§ EXERCISE TASK: Copy the data precisely, character for character, and leave out every picture.

§ DATA LISTING:

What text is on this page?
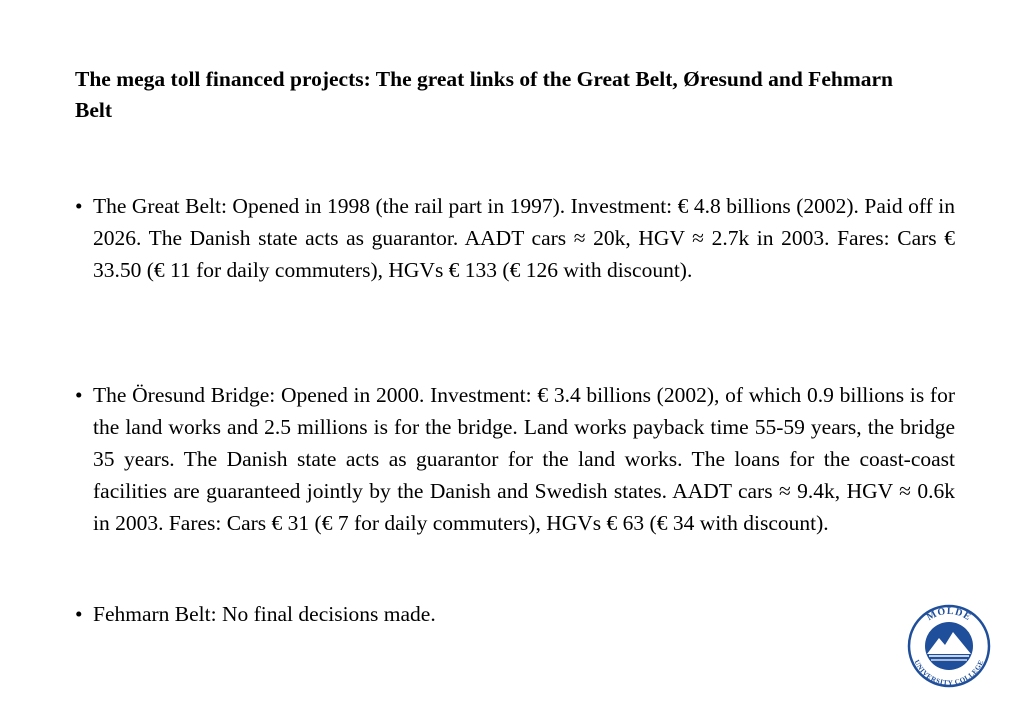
The mega toll financed projects: The great links of the Great Belt, Øresund and Fehmarn Belt
• The Great Belt: Opened in 1998 (the rail part in 1997). Investment: € 4.8 billions (2002). Paid off in 2026. The Danish state acts as guarantor. AADT cars ≈ 20k, HGV ≈ 2.7k in 2003. Fares: Cars € 33.50 (€ 11 for daily commuters), HGVs € 133 (€ 126 with discount).
• The Öresund Bridge: Opened in 2000. Investment: € 3.4 billions (2002), of which 0.9 billions is for the land works and 2.5 millions is for the bridge. Land works payback time 55-59 years, the bridge 35 years. The Danish state acts as guarantor for the land works. The loans for the coast-coast facilities are guaranteed jointly by the Danish and Swedish states. AADT cars ≈ 9.4k, HGV ≈ 0.6k in 2003. Fares: Cars € 31 (€ 7 for daily commuters), HGVs € 63 (€ 34 with discount).
• Fehmarn Belt: No final decisions made.	MOLDE
UNIVERSITY COLLEGE
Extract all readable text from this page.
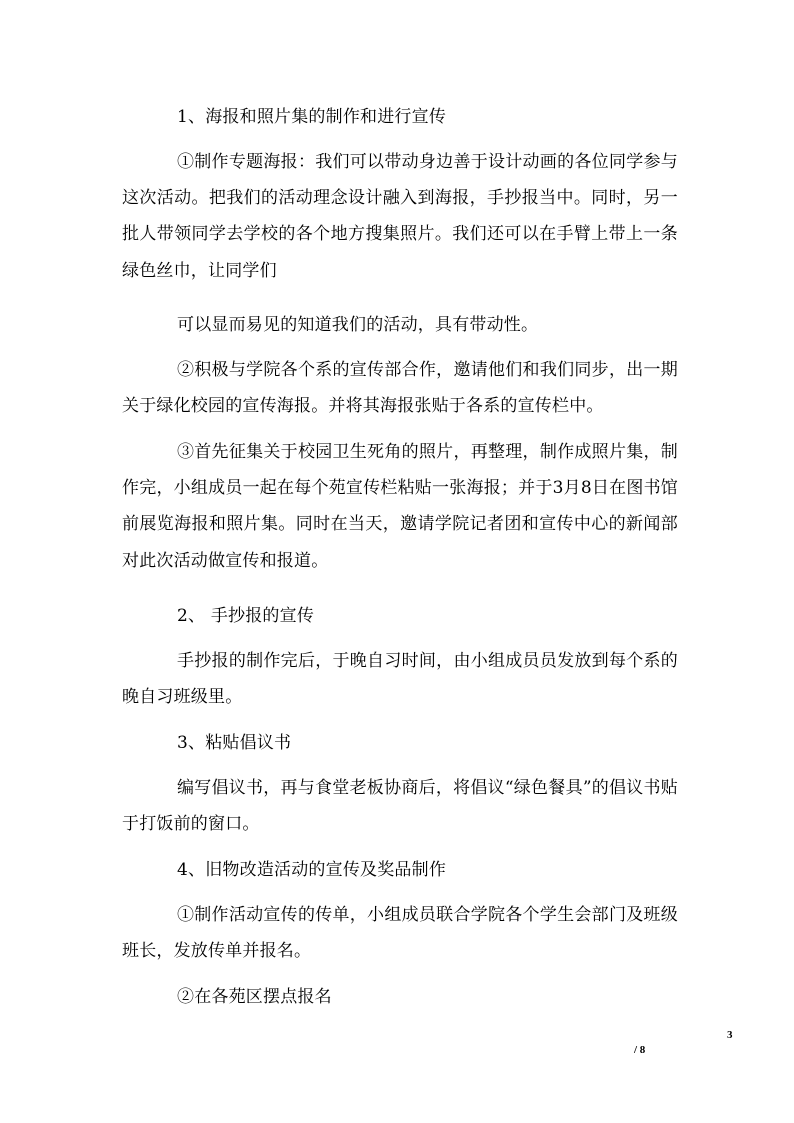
1、海报和照片集的制作和进行宣传

①制作专题海报：我们可以带动身边善于设计动画的各位同学参与这次活动。把我们的活动理念设计融入到海报，手抄报当中。同时，另一批人带领同学去学校的各个地方搜集照片。我们还可以在手臂上带上一条绿色丝巾，让同学们

可以显而易见的知道我们的活动，具有带动性。

②积极与学院各个系的宣传部合作，邀请他们和我们同步，出一期关于绿化校园的宣传海报。并将其海报张贴于各系的宣传栏中。

③首先征集关于校园卫生死角的照片，再整理，制作成照片集，制作完，小组成员一起在每个苑宣传栏粘贴一张海报；并于3月8日在图书馆前展览海报和照片集。同时在当天，邀请学院记者团和宣传中心的新闻部对此次活动做宣传和报道。

2、 手抄报的宣传

手抄报的制作完后，于晚自习时间，由小组成员员发放到每个系的晚自习班级里。

3、粘贴倡议书

编写倡议书，再与食堂老板协商后，将倡议“绿色餐具”的倡议书贴于打饭前的窗口。

4、旧物改造活动的宣传及奖品制作

①制作活动宣传的传单，小组成员联合学院各个学生会部门及班级班长，发放传单并报名。

②在各苑区摆点报名

3
/ 8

§ ANSWER TO THE TASK:
What text is on this page?
The mega toll financed projects: The great links of the Great Belt, Øresund and Fehmarn Belt
• The Great Belt: Opened in 1998 (the rail part in 1997). Investment: € 4.8 billions (2002). Paid off in 2026. The Danish state acts as guarantor. AADT cars ≈ 20k, HGV ≈ 2.7k in 2003. Fares: Cars € 33.50 (€ 11 for daily commuters), HGVs € 133 (€ 126 with discount).
• The Öresund Bridge: Opened in 2000. Investment: € 3.4 billions (2002), of which 0.9 billions is for the land works and 2.5 millions is for the bridge. Land works payback time 55-59 years, the bridge 35 years. The Danish state acts as guarantor for the land works. The loans for the coast-coast facilities are guaranteed jointly by the Danish and Swedish states. AADT cars ≈ 9.4k, HGV ≈ 0.6k in 2003. Fares: Cars € 31 (€ 7 for daily commuters), HGVs € 63 (€ 34 with discount).
• Fehmarn Belt: No final decisions made.	MOLDE
UNIVERSITY COLLEGE
Extract all readable text from this page.
1、海报和照片集的制作和进行宣传

①制作专题海报：我们可以带动身边善于设计动画的各位同学参与这次活动。把我们的活动理念设计融入到海报，手抄报当中。同时，另一批人带领同学去学校的各个地方搜集照片。我们还可以在手臂上带上一条绿色丝巾，让同学们

可以显而易见的知道我们的活动，具有带动性。

②积极与学院各个系的宣传部合作，邀请他们和我们同步，出一期关于绿化校园的宣传海报。并将其海报张贴于各系的宣传栏中。

③首先征集关于校园卫生死角的照片，再整理，制作成照片集，制作完，小组成员一起在每个苑宣传栏粘贴一张海报；并于3月8日在图书馆前展览海报和照片集。同时在当天，邀请学院记者团和宣传中心的新闻部对此次活动做宣传和报道。

2、 手抄报的宣传

手抄报的制作完后，于晚自习时间，由小组成员员发放到每个系的晚自习班级里。

3、粘贴倡议书

编写倡议书，再与食堂老板协商后，将倡议“绿色餐具”的倡议书贴于打饭前的窗口。

4、旧物改造活动的宣传及奖品制作

①制作活动宣传的传单，小组成员联合学院各个学生会部门及班级班长，发放传单并报名。

②在各苑区摆点报名

3
/ 8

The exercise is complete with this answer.